#### Exercise description:
Make a verbatim copy of the entries below; pictures stay out.

#### Records:

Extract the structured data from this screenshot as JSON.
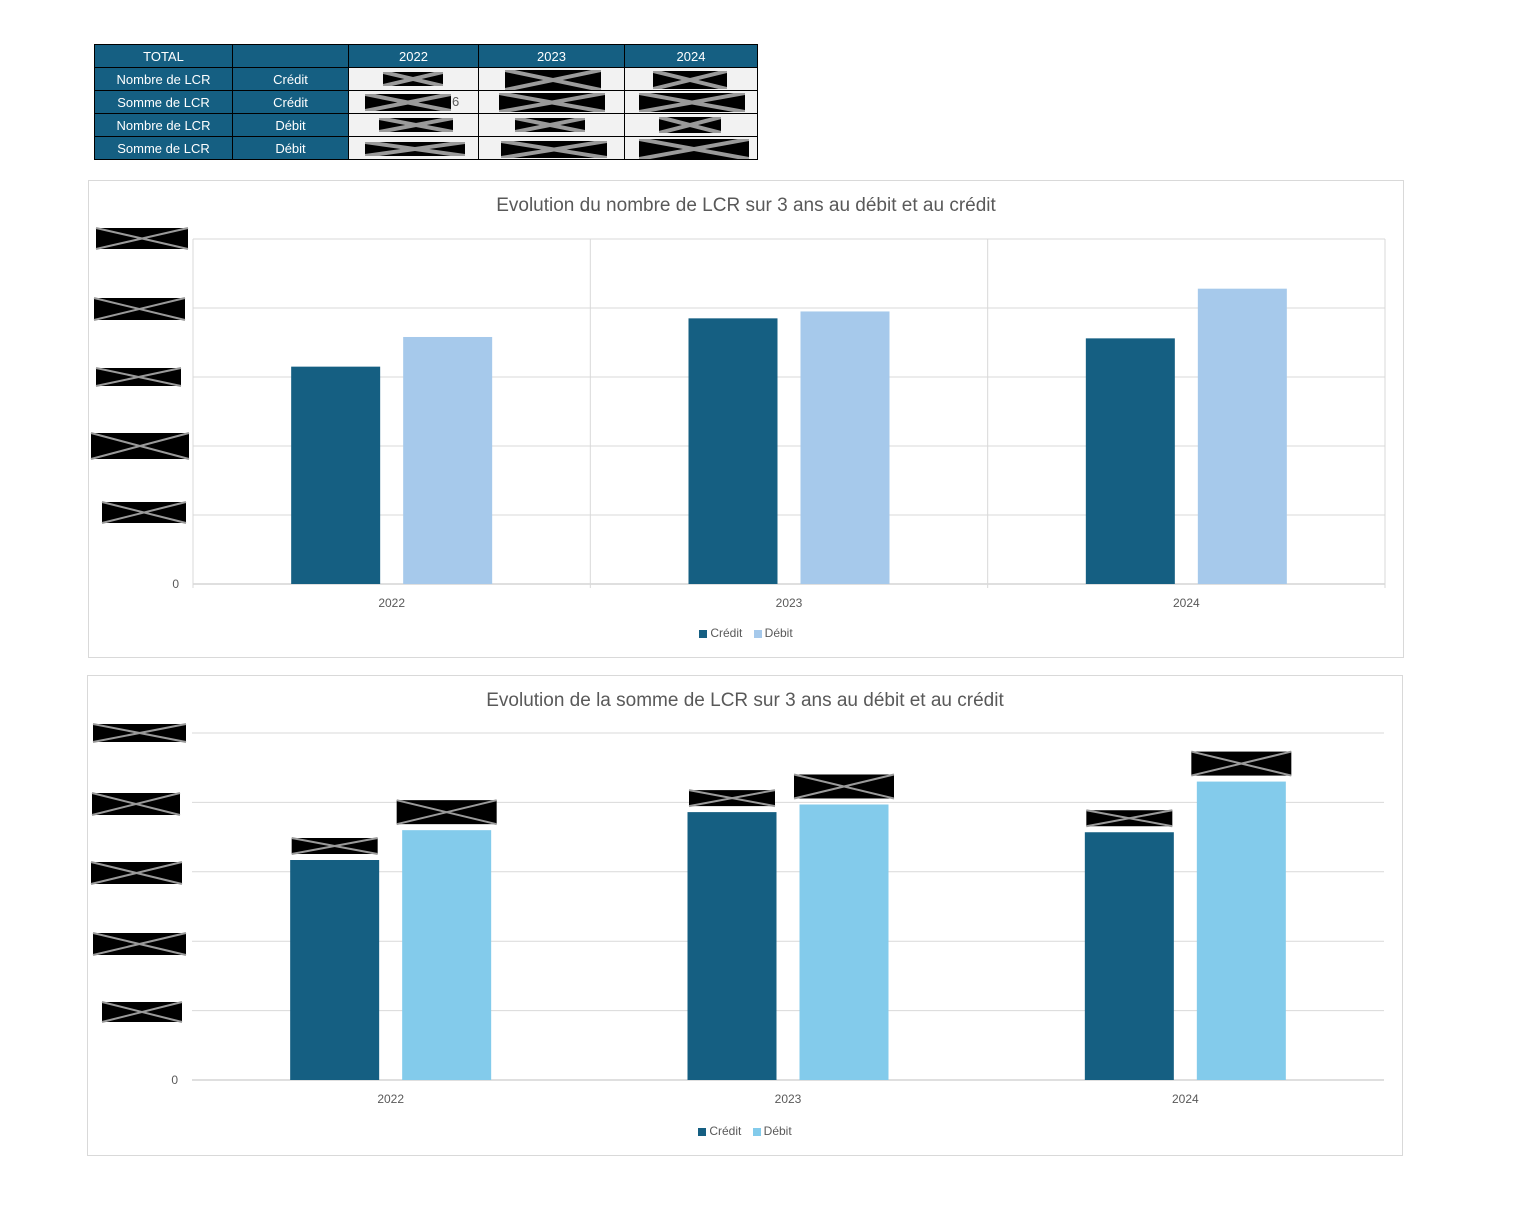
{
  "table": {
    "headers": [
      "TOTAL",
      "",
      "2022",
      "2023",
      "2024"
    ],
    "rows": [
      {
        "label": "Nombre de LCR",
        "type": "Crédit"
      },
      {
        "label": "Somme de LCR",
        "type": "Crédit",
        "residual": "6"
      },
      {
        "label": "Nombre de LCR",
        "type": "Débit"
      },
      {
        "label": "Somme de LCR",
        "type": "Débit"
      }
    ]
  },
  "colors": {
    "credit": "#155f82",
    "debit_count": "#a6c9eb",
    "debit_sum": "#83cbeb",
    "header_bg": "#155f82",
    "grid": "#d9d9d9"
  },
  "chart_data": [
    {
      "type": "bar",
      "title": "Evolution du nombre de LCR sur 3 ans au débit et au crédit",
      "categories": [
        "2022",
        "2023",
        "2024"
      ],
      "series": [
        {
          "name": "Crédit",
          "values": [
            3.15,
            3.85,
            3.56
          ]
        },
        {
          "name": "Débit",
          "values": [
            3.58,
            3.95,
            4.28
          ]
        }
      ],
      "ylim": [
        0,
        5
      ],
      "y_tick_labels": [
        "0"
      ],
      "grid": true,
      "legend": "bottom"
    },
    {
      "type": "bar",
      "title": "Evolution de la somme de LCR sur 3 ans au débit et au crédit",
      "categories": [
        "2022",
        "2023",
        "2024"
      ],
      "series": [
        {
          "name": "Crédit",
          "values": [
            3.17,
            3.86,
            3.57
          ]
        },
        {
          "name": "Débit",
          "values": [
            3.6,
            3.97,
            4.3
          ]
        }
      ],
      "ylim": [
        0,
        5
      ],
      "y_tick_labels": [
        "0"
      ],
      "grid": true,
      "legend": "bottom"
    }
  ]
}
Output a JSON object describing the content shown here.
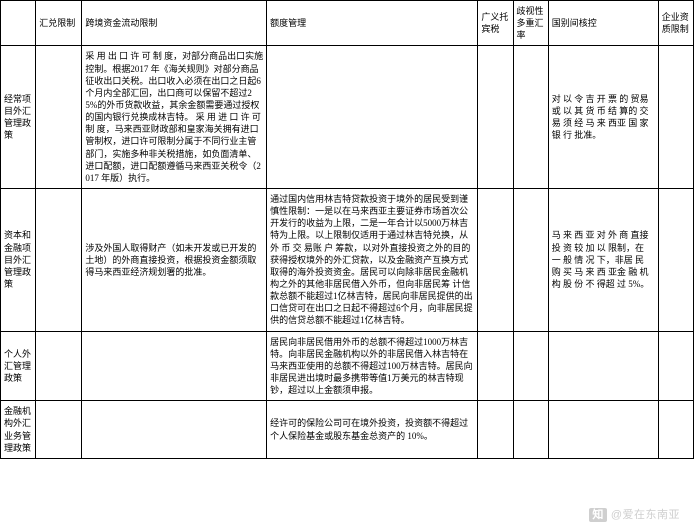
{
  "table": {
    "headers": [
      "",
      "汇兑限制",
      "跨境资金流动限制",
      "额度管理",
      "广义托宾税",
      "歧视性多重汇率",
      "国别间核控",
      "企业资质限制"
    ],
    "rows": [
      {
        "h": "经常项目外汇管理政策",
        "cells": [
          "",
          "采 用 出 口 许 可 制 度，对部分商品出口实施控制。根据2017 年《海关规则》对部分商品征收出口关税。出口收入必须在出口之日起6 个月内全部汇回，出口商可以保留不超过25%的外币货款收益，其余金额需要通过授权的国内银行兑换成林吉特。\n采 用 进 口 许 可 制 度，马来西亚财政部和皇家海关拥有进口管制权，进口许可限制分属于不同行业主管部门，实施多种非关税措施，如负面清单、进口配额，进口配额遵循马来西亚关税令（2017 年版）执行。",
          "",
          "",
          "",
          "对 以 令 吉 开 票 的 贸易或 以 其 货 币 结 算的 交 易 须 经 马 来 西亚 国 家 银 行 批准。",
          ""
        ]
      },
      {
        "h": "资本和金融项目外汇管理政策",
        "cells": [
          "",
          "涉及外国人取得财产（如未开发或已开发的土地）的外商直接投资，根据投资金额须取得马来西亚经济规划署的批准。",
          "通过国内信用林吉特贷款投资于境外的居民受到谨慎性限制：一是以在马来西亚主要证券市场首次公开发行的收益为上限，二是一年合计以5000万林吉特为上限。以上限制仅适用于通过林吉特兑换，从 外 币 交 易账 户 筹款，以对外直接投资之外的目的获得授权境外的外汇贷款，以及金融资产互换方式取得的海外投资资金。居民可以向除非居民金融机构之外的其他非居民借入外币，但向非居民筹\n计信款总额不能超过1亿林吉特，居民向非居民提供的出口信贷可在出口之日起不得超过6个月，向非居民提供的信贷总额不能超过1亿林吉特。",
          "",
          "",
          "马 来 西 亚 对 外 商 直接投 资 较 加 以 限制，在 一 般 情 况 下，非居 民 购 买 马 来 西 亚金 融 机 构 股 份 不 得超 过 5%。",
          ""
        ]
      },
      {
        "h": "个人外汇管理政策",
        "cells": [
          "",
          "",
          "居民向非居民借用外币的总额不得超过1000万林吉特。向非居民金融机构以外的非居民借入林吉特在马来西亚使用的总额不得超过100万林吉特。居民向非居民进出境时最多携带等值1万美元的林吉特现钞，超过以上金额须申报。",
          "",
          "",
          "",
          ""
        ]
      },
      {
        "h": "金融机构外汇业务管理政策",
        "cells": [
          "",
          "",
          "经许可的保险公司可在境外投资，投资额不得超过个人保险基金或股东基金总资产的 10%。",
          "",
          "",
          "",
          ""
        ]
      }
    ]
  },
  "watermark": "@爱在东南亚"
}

#### Complete answer:
Extract the structured data from this screenshot as JSON.
{
  "table": {
    "headers": [
      "TOTAL",
      "",
      "2022",
      "2023",
      "2024"
    ],
    "rows": [
      {
        "label": "Nombre de LCR",
        "type": "Crédit"
      },
      {
        "label": "Somme de LCR",
        "type": "Crédit",
        "residual": "6"
      },
      {
        "label": "Nombre de LCR",
        "type": "Débit"
      },
      {
        "label": "Somme de LCR",
        "type": "Débit"
      }
    ]
  },
  "colors": {
    "credit": "#155f82",
    "debit_count": "#a6c9eb",
    "debit_sum": "#83cbeb",
    "header_bg": "#155f82",
    "grid": "#d9d9d9"
  },
  "chart_data": [
    {
      "type": "bar",
      "title": "Evolution du nombre de LCR sur 3 ans au débit et au crédit",
      "categories": [
        "2022",
        "2023",
        "2024"
      ],
      "series": [
        {
          "name": "Crédit",
          "values": [
            3.15,
            3.85,
            3.56
          ]
        },
        {
          "name": "Débit",
          "values": [
            3.58,
            3.95,
            4.28
          ]
        }
      ],
      "ylim": [
        0,
        5
      ],
      "y_tick_labels": [
        "0"
      ],
      "grid": true,
      "legend": "bottom"
    },
    {
      "type": "bar",
      "title": "Evolution de la somme de LCR sur 3 ans au débit et au crédit",
      "categories": [
        "2022",
        "2023",
        "2024"
      ],
      "series": [
        {
          "name": "Crédit",
          "values": [
            3.17,
            3.86,
            3.57
          ]
        },
        {
          "name": "Débit",
          "values": [
            3.6,
            3.97,
            4.3
          ]
        }
      ],
      "ylim": [
        0,
        5
      ],
      "y_tick_labels": [
        "0"
      ],
      "grid": true,
      "legend": "bottom"
    }
  ]
}
Output a JSON object describing the content shown here.
{
  "table": {
    "headers": [
      "",
      "汇兑限制",
      "跨境资金流动限制",
      "额度管理",
      "广义托宾税",
      "歧视性多重汇率",
      "国别间核控",
      "企业资质限制"
    ],
    "rows": [
      {
        "h": "经常项目外汇管理政策",
        "cells": [
          "",
          "采 用 出 口 许 可 制 度，对部分商品出口实施控制。根据2017 年《海关规则》对部分商品征收出口关税。出口收入必须在出口之日起6 个月内全部汇回，出口商可以保留不超过25%的外币货款收益，其余金额需要通过授权的国内银行兑换成林吉特。\n采 用 进 口 许 可 制 度，马来西亚财政部和皇家海关拥有进口管制权，进口许可限制分属于不同行业主管部门，实施多种非关税措施，如负面清单、进口配额，进口配额遵循马来西亚关税令（2017 年版）执行。",
          "",
          "",
          "",
          "对 以 令 吉 开 票 的 贸易或 以 其 货 币 结 算的 交 易 须 经 马 来 西亚 国 家 银 行 批准。",
          ""
        ]
      },
      {
        "h": "资本和金融项目外汇管理政策",
        "cells": [
          "",
          "涉及外国人取得财产（如未开发或已开发的土地）的外商直接投资，根据投资金额须取得马来西亚经济规划署的批准。",
          "通过国内信用林吉特贷款投资于境外的居民受到谨慎性限制：一是以在马来西亚主要证券市场首次公开发行的收益为上限，二是一年合计以5000万林吉特为上限。以上限制仅适用于通过林吉特兑换，从 外 币 交 易账 户 筹款，以对外直接投资之外的目的获得授权境外的外汇贷款，以及金融资产互换方式取得的海外投资资金。居民可以向除非居民金融机构之外的其他非居民借入外币，但向非居民筹\n计信款总额不能超过1亿林吉特，居民向非居民提供的出口信贷可在出口之日起不得超过6个月，向非居民提供的信贷总额不能超过1亿林吉特。",
          "",
          "",
          "马 来 西 亚 对 外 商 直接投 资 较 加 以 限制，在 一 般 情 况 下，非居 民 购 买 马 来 西 亚金 融 机 构 股 份 不 得超 过 5%。",
          ""
        ]
      },
      {
        "h": "个人外汇管理政策",
        "cells": [
          "",
          "",
          "居民向非居民借用外币的总额不得超过1000万林吉特。向非居民金融机构以外的非居民借入林吉特在马来西亚使用的总额不得超过100万林吉特。居民向非居民进出境时最多携带等值1万美元的林吉特现钞，超过以上金额须申报。",
          "",
          "",
          "",
          ""
        ]
      },
      {
        "h": "金融机构外汇业务管理政策",
        "cells": [
          "",
          "",
          "经许可的保险公司可在境外投资，投资额不得超过个人保险基金或股东基金总资产的 10%。",
          "",
          "",
          "",
          ""
        ]
      }
    ]
  },
  "watermark": "@爱在东南亚"
}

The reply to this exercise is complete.